Cristo es la causa final de los hombres redimidos en cuanto redimidos. Pero en
el orden de la creación, los Angeles y Adán no tienen en Cristo su fin
original, sino solamente su cabeza y un fin adquirido. Todo ha sido ordenado y
orientado a Cristo, pero después de la previsión de la caída y de la
redención. Primitivamente nada era finalizado en Cristo, después todo fue
ordenado a él como fin.
Como
ya observamos esto equivale anegar la finalidad universal de Cristo dado que
nadie y en ningún modo puede llegar a ser fin de un orden ya provisto de fin sin caer en un
absurdo metafísico. Jesucristo, en cuanto fin adquirido, será siempre
extrínseco, tardío, marginal, respecto al universo.
El
P. Corvéz. O.P. que postula una vuelta pura y simple al tomismo antiguo,
renunciando recuperaciones imposibles,
declara abiertamente que Jesucristo no puede llegar a ser fin de un orden
preexistente y que por lo tanto los tomistas le asignan a Cristo una seudo
finalidad. Falsa o privada de un sentido
legítimo según la expresión del P. Hugon.

▬▬▬▬▬▬▬▬▬▬

TAREAS ESCRITAS =>
1 > Según el pasaje, ¿qué postula el P. Corvéz?
2 > Resume en dos oraciones el párrafo del pasaje que empieza con «Cristo es la causa final» y conserva sus datos principales.

▬▬▬▬▬▬▬▬▬▬

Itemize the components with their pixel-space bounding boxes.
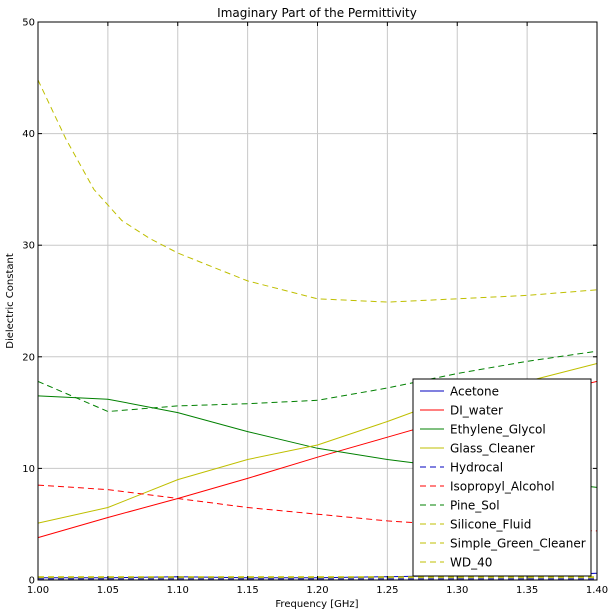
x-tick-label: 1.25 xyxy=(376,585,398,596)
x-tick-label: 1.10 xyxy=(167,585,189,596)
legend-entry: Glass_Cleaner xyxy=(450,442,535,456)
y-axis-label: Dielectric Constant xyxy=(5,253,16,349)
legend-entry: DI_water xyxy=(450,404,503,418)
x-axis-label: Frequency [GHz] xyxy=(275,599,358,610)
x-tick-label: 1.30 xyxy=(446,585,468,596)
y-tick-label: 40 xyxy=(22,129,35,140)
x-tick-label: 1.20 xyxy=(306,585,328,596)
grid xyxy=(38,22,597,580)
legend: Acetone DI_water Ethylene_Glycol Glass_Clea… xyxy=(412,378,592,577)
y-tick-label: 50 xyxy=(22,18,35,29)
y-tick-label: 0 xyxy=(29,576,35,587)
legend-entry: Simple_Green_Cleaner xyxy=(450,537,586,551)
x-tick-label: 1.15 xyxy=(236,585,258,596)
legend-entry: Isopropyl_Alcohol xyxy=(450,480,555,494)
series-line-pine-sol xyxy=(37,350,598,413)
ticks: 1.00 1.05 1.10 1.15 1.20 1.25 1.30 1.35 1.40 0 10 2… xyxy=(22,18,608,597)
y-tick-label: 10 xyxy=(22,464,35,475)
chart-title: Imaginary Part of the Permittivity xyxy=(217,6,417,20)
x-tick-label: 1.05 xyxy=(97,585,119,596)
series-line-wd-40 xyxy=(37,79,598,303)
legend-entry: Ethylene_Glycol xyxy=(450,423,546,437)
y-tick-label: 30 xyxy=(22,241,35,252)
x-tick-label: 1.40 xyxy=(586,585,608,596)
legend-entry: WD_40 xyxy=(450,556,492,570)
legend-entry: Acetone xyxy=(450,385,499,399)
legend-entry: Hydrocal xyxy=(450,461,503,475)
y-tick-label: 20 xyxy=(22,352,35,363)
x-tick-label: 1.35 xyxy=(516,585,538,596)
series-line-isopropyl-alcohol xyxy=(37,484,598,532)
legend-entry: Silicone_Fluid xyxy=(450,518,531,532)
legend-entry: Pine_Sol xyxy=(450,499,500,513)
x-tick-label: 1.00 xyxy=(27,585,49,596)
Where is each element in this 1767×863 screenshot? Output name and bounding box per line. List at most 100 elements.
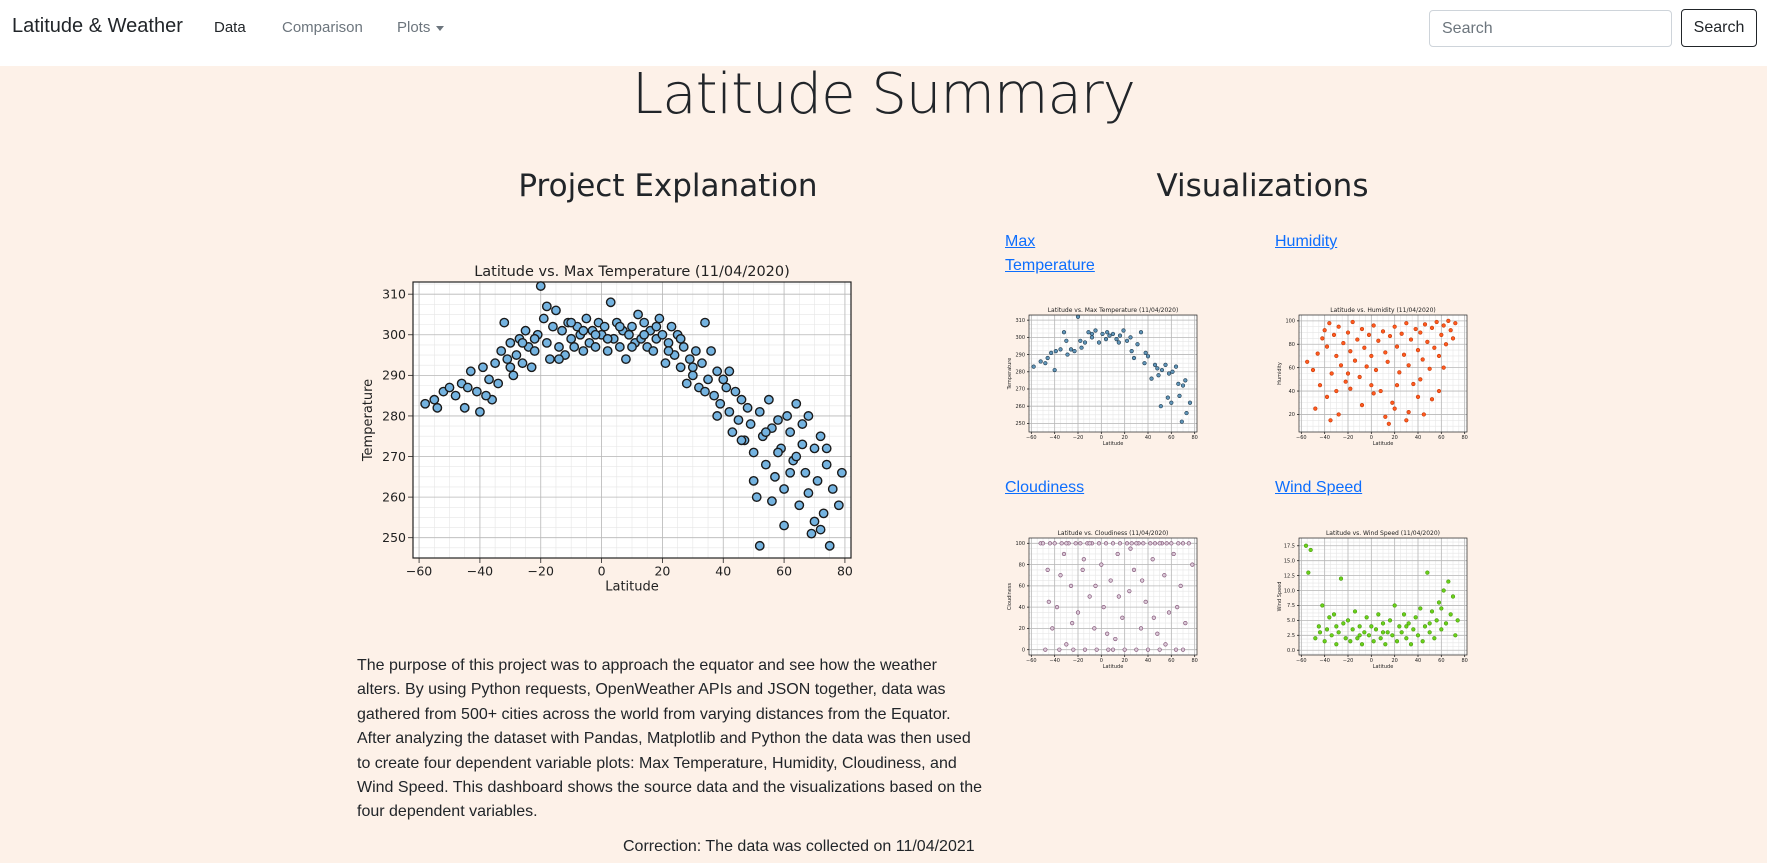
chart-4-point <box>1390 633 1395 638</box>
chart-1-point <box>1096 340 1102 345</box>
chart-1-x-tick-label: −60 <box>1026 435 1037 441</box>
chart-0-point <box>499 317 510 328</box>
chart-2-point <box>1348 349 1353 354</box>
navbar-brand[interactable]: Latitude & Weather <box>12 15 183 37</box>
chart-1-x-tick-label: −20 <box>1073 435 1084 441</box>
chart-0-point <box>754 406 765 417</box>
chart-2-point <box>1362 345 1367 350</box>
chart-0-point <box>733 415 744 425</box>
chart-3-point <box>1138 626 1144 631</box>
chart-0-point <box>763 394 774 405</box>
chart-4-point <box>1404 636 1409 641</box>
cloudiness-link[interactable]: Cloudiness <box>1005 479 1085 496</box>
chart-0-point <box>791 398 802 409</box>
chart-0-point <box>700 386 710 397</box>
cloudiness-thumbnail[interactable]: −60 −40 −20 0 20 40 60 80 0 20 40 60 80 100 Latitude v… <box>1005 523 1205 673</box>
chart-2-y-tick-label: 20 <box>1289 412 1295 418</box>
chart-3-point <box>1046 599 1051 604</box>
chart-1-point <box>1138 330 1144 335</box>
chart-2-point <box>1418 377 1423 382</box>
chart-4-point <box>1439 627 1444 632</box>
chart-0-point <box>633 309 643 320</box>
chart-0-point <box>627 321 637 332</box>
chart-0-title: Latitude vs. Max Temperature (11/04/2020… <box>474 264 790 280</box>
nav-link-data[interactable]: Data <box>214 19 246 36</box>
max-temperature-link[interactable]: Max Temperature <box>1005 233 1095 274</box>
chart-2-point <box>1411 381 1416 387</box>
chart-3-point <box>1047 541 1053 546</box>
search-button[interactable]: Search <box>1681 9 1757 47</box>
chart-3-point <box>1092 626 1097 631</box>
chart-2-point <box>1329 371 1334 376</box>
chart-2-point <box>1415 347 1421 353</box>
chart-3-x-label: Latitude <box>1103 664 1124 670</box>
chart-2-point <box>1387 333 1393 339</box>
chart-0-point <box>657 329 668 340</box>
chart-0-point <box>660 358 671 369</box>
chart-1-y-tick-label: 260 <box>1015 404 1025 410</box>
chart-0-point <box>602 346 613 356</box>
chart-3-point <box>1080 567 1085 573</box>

▬▬▬▬▬▬▬▬▬▬

RESULTADOS DEL EJERCICIO =>
1 > Una vuelta pura y simple al tomismo antiguo.

2 > Cristo es la causa final de los hombres redimidos en cuanto redimidos, pero en el orden de la creación los Angeles y Adán tienen en él solo su cabeza y un fin adquirido, no su fin original. Primitivamente nada tenía su fin en Cristo; todo le fue ordenado como fin después de la previsión de la caída y de la redención.